The Joke Thread

Power of the Badge:superman:

A DEA officer stops at a ranch in Texas, and talks with an old rancher. He tells the rancher, "I need to inspect your ranch for illegally grown drugs." The rancher says, "Okay, but do not :nono: go in that field over there," as he points out the location.

The DEA officer verbally explodes saying, :furious3: "Mister, I have the authority of the Federal Government with me." Reaching into his rear pants pocket, he removes his badge and proudly displays it to the rancher and says, "See this badge? This badge means I am allowed to go wherever I wish . . . . On any land. No questions asked or answers given. HAVE I MADE MYSELF CLEAR? :realmad: DO YOU understand?"

The rancher nods politely:mf_surrender:, apologizes, and goes about his chores.:whistling:

A short time later, the old rancher hears loud screams and sees the DEA officer running for his life chased by the rancher's big Santa Gertrudis bull. :eek:
With every step the bull is gaining ground on the officer, and it seems likely that he'll get gored before he reaches safety. The officer is clearly terrified. The rancher throws down his tools, runs to the fence and yells at the top of his lungs . . .. . .
"Your Badge... Show him your Badge!"
 
The Pope and Tiger Woods die on the same day and because of an administrative mix up the Pope went to Hell and Tiger Woods went to Heaven.
The Pope explains the situation to the administrative clerk in Hell, and after checking the paperwork admits that there is an error.

# # # # # # #

What is expected: List every emoticon code (a word set between colons) in the joke thread, in the order it appears. The items that come next are material separate from the joke thread.

# # # # # # #

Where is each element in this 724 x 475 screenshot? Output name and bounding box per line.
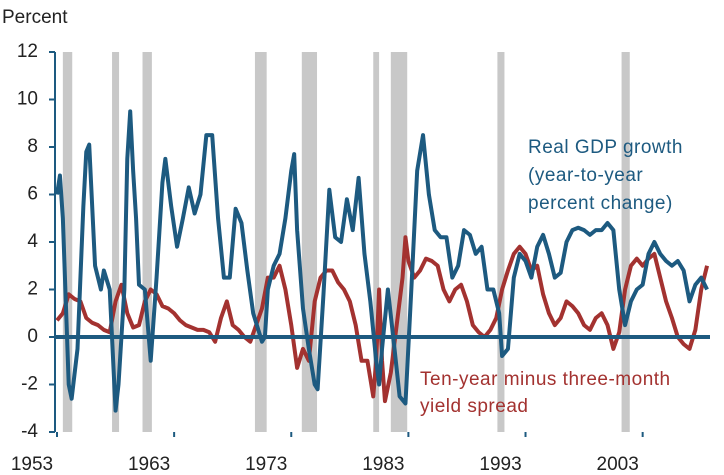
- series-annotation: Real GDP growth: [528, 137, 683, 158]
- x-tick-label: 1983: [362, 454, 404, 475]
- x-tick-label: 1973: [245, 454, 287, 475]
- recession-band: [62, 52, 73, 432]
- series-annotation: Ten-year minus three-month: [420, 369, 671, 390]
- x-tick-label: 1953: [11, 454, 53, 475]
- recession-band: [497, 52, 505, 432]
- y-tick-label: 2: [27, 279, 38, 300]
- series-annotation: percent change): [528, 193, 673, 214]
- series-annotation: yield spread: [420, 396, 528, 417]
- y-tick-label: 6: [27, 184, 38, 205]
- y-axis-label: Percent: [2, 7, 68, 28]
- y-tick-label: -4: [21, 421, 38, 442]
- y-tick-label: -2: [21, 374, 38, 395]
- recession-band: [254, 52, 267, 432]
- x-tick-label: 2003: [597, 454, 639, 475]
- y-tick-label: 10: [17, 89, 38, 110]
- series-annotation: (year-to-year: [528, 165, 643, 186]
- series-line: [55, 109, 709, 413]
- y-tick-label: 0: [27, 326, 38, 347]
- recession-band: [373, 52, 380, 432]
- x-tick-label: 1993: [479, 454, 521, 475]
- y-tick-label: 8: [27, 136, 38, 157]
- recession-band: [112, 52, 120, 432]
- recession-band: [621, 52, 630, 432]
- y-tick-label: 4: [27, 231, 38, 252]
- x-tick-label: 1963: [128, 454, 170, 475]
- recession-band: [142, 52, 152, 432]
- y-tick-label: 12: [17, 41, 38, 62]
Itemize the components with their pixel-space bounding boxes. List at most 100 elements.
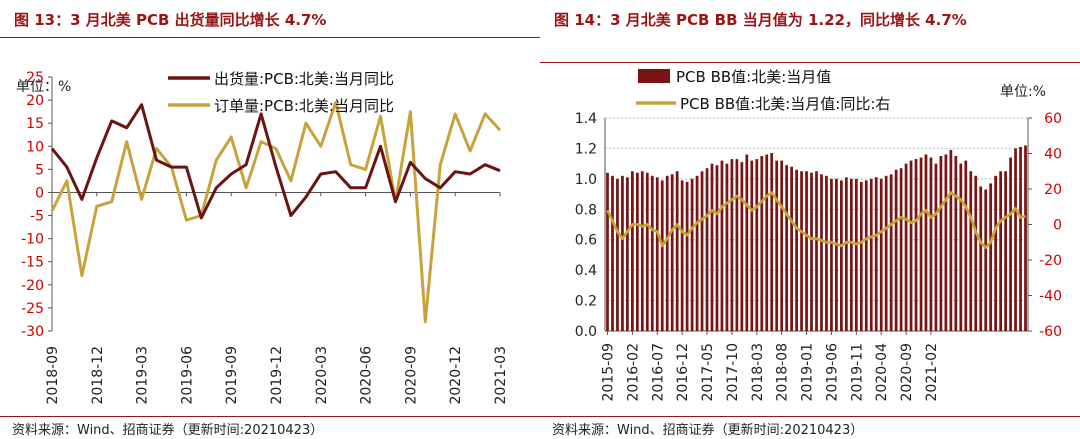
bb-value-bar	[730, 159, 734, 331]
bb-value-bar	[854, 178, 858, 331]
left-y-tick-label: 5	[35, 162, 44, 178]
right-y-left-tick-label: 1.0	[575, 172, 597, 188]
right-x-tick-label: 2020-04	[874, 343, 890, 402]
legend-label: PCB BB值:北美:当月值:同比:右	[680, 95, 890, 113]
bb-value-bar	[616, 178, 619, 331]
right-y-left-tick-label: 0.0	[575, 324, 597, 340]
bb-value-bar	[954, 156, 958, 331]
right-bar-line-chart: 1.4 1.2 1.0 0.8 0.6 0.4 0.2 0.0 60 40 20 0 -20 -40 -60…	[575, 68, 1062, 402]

# # # # # # #

Output of the task: :superman:, :nono:, :furious3:, :realmad:, :mf_surrender:, :whistling:, :eek: